Written task: List all lines of the data containing the word "없습니다".
--- Start ---
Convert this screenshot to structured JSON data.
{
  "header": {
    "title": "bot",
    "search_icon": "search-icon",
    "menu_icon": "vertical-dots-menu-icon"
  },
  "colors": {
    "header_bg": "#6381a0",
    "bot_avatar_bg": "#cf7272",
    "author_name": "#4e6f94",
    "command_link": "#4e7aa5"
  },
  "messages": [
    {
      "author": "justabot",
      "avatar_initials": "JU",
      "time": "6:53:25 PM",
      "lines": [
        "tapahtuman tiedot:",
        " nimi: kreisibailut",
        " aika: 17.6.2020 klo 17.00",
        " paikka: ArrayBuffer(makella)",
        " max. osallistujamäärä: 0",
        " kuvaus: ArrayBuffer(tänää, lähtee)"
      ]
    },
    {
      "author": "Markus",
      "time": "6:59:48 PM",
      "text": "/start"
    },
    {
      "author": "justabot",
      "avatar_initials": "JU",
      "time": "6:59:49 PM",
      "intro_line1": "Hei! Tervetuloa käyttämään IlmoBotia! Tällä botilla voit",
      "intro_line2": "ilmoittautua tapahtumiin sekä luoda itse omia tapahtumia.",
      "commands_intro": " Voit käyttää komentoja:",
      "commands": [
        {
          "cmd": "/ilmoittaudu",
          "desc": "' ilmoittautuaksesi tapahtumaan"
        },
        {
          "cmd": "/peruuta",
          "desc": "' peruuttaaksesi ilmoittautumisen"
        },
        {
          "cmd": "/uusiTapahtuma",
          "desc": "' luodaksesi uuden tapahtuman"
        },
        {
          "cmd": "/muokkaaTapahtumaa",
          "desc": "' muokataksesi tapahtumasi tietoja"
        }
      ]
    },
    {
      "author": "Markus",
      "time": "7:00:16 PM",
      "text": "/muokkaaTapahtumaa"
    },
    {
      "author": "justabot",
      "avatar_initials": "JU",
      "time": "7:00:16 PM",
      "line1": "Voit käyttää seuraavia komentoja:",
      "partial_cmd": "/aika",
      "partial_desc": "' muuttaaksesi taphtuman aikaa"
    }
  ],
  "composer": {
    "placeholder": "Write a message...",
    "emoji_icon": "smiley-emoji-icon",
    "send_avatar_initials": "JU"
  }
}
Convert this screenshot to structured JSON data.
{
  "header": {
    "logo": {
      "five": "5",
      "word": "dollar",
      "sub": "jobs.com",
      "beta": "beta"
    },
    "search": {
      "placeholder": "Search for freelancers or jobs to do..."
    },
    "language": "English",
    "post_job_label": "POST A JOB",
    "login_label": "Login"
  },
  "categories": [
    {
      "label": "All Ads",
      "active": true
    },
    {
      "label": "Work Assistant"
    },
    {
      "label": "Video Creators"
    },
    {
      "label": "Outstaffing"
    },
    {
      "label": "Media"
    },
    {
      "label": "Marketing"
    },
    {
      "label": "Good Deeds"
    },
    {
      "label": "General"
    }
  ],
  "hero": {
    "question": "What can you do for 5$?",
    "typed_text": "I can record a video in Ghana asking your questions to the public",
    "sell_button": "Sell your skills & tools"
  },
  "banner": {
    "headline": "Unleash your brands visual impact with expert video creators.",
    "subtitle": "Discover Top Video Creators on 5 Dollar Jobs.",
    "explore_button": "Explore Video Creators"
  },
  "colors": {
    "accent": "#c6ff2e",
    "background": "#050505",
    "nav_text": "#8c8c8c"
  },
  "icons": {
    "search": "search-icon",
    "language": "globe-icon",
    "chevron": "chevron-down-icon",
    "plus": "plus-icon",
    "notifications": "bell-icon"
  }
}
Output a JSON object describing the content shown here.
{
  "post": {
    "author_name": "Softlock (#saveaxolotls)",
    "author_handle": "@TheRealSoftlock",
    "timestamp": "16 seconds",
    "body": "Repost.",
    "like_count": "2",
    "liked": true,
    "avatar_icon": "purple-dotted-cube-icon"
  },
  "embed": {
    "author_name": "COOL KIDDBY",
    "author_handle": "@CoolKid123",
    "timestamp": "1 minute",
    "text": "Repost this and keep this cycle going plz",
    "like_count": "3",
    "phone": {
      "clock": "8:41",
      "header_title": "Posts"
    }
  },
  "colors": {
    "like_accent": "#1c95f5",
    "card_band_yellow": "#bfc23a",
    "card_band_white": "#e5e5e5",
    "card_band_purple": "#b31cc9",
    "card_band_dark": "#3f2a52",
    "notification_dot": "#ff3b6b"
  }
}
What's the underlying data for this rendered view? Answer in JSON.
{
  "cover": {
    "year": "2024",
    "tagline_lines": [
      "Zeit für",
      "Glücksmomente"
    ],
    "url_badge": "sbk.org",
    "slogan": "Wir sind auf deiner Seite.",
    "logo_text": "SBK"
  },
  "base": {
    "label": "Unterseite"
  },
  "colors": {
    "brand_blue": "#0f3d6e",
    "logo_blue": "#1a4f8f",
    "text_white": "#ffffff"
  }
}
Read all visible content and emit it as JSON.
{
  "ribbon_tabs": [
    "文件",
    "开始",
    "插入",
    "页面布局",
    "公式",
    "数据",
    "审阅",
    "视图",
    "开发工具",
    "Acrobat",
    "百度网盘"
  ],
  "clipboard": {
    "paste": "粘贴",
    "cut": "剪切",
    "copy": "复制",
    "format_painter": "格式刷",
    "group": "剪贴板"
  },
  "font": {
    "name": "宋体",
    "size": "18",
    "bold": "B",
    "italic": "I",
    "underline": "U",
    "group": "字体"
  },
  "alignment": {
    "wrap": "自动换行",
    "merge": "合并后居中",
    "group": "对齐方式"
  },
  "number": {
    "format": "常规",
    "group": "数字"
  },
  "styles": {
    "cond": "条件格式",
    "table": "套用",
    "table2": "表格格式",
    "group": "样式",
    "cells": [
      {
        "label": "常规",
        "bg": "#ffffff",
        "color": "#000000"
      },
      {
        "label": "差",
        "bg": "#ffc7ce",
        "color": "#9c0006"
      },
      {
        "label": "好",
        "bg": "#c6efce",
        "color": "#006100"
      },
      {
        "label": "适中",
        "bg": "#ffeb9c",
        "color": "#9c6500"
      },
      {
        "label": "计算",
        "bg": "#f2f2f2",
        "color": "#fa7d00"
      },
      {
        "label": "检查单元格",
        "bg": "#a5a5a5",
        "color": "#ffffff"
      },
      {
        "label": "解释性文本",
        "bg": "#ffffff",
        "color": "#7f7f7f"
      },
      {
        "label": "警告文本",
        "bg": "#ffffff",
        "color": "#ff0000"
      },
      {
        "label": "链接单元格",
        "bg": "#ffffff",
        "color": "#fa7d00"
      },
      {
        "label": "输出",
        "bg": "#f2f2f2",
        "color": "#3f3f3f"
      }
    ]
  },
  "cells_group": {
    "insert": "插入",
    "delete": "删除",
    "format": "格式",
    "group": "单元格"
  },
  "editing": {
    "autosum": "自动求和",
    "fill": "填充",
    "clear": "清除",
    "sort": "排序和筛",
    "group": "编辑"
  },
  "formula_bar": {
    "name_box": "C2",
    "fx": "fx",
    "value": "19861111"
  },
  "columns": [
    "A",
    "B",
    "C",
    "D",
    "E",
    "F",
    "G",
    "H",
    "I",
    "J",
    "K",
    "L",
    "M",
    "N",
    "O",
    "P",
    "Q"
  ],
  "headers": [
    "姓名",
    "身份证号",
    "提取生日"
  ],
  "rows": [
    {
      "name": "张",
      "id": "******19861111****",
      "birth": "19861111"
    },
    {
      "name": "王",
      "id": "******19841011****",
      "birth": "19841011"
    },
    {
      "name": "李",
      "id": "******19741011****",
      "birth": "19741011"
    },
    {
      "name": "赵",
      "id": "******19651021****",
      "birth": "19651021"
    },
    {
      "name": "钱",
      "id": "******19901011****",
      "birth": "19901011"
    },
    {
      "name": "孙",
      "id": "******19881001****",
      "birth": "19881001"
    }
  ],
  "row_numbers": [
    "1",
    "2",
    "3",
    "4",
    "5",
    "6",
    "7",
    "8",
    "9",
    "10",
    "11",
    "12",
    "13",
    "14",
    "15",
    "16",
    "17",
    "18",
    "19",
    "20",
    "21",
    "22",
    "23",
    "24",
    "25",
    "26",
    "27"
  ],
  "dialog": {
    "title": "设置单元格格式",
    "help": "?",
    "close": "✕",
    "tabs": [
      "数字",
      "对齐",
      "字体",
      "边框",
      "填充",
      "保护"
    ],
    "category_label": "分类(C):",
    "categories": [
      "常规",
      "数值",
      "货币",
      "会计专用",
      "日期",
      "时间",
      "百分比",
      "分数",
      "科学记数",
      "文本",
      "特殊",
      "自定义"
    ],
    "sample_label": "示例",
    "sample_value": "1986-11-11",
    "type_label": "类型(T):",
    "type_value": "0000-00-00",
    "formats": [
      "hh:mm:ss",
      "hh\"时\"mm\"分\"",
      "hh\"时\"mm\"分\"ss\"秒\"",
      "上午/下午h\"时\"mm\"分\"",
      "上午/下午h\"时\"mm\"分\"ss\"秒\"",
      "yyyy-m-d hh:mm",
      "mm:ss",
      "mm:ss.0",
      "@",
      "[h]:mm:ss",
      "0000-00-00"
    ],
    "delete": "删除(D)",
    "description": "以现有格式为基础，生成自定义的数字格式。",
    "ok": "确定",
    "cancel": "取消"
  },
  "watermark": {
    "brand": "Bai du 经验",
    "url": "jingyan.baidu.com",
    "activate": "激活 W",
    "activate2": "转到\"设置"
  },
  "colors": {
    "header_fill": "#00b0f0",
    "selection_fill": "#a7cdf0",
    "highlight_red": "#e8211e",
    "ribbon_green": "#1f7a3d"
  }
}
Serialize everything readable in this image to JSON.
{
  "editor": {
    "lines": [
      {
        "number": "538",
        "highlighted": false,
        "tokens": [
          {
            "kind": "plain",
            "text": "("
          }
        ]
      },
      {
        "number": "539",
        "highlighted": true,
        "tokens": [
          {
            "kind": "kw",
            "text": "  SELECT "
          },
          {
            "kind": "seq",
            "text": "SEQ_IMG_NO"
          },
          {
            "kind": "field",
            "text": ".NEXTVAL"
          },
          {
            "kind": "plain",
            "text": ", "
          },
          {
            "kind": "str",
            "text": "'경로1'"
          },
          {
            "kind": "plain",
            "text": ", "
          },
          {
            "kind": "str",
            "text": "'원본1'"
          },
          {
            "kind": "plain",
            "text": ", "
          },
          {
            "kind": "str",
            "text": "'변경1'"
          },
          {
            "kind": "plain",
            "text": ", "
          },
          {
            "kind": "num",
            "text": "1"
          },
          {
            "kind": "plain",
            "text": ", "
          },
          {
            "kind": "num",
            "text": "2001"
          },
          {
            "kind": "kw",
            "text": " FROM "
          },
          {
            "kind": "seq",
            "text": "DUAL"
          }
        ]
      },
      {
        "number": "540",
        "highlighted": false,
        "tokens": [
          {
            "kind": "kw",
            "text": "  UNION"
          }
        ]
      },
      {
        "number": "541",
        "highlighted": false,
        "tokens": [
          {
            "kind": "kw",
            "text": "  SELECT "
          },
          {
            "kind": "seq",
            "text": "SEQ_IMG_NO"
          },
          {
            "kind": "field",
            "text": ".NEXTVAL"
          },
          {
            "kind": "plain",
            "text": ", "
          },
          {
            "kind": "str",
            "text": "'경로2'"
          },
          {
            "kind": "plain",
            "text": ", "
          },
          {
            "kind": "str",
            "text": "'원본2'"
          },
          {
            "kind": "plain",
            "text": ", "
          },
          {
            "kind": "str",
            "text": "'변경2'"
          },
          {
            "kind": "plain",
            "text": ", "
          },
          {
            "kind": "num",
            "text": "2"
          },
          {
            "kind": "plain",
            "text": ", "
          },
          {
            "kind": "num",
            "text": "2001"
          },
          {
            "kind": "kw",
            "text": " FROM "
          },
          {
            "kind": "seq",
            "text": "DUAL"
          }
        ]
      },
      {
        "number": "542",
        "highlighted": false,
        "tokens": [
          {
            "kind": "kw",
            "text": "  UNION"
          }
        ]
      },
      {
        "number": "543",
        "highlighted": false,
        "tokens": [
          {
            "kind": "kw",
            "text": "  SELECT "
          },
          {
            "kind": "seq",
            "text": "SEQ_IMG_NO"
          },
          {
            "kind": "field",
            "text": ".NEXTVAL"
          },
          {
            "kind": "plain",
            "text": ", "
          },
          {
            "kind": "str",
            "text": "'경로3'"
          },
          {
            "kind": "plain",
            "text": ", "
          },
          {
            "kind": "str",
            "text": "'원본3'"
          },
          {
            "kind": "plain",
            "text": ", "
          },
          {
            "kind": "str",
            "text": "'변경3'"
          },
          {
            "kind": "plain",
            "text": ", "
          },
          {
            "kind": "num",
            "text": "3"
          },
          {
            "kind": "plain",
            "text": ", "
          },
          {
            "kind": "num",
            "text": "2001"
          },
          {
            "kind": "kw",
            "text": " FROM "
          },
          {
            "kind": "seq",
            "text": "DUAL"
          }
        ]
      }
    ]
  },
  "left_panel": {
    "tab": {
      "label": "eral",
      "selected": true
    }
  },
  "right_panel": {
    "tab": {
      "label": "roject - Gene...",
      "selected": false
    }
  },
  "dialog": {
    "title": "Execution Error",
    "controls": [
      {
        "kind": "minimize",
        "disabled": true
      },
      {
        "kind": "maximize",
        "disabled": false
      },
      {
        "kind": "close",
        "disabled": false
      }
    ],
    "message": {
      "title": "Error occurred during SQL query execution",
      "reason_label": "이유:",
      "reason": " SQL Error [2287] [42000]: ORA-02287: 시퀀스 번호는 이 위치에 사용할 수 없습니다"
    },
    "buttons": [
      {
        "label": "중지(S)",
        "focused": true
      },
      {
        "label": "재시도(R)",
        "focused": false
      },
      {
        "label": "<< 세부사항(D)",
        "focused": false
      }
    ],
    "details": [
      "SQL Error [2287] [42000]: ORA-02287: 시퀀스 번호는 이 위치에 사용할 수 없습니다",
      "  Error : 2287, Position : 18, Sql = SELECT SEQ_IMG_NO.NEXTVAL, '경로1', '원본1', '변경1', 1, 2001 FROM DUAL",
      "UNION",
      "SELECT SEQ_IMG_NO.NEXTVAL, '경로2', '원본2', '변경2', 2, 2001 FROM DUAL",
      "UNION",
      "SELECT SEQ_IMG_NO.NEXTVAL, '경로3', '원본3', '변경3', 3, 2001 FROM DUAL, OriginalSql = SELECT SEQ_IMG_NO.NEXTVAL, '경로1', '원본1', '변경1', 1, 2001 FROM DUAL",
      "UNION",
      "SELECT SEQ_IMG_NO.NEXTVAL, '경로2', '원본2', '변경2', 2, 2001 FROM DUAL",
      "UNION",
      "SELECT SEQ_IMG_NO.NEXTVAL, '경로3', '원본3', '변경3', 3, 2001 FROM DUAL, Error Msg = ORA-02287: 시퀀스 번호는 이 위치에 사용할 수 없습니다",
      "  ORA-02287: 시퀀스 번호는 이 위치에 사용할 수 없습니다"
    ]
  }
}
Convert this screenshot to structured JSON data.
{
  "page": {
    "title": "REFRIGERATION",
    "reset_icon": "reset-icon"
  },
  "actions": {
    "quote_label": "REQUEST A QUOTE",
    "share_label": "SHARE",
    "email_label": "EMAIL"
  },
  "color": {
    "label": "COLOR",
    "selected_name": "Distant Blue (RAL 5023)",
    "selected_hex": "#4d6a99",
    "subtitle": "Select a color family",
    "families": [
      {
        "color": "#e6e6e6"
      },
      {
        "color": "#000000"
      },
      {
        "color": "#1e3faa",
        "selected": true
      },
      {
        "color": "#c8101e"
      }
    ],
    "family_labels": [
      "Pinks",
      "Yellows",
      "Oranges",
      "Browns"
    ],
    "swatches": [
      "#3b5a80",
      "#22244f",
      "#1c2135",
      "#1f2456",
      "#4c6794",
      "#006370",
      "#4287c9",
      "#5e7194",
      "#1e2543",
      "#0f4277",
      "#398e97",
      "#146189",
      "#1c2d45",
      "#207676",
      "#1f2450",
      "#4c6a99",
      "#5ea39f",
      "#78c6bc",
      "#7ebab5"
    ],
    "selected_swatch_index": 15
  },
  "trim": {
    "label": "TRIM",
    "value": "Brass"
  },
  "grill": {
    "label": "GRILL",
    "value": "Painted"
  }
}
--- End ---
Exercise output:
      "reason": " SQL Error [2287] [42000]: ORA-02287: 시퀀스 번호는 이 위치에 사용할 수 없습니다"
      "SQL Error [2287] [42000]: ORA-02287: 시퀀스 번호는 이 위치에 사용할 수 없습니다",
      "SELECT SEQ_IMG_NO.NEXTVAL, '경로3', '원본3', '변경3', 3, 2001 FROM DUAL, Error Msg = ORA-02287: 시퀀스 번호는 이 위치에 사용할 수 없습니다",
      "  ORA-02287: 시퀀스 번호는 이 위치에 사용할 수 없습니다"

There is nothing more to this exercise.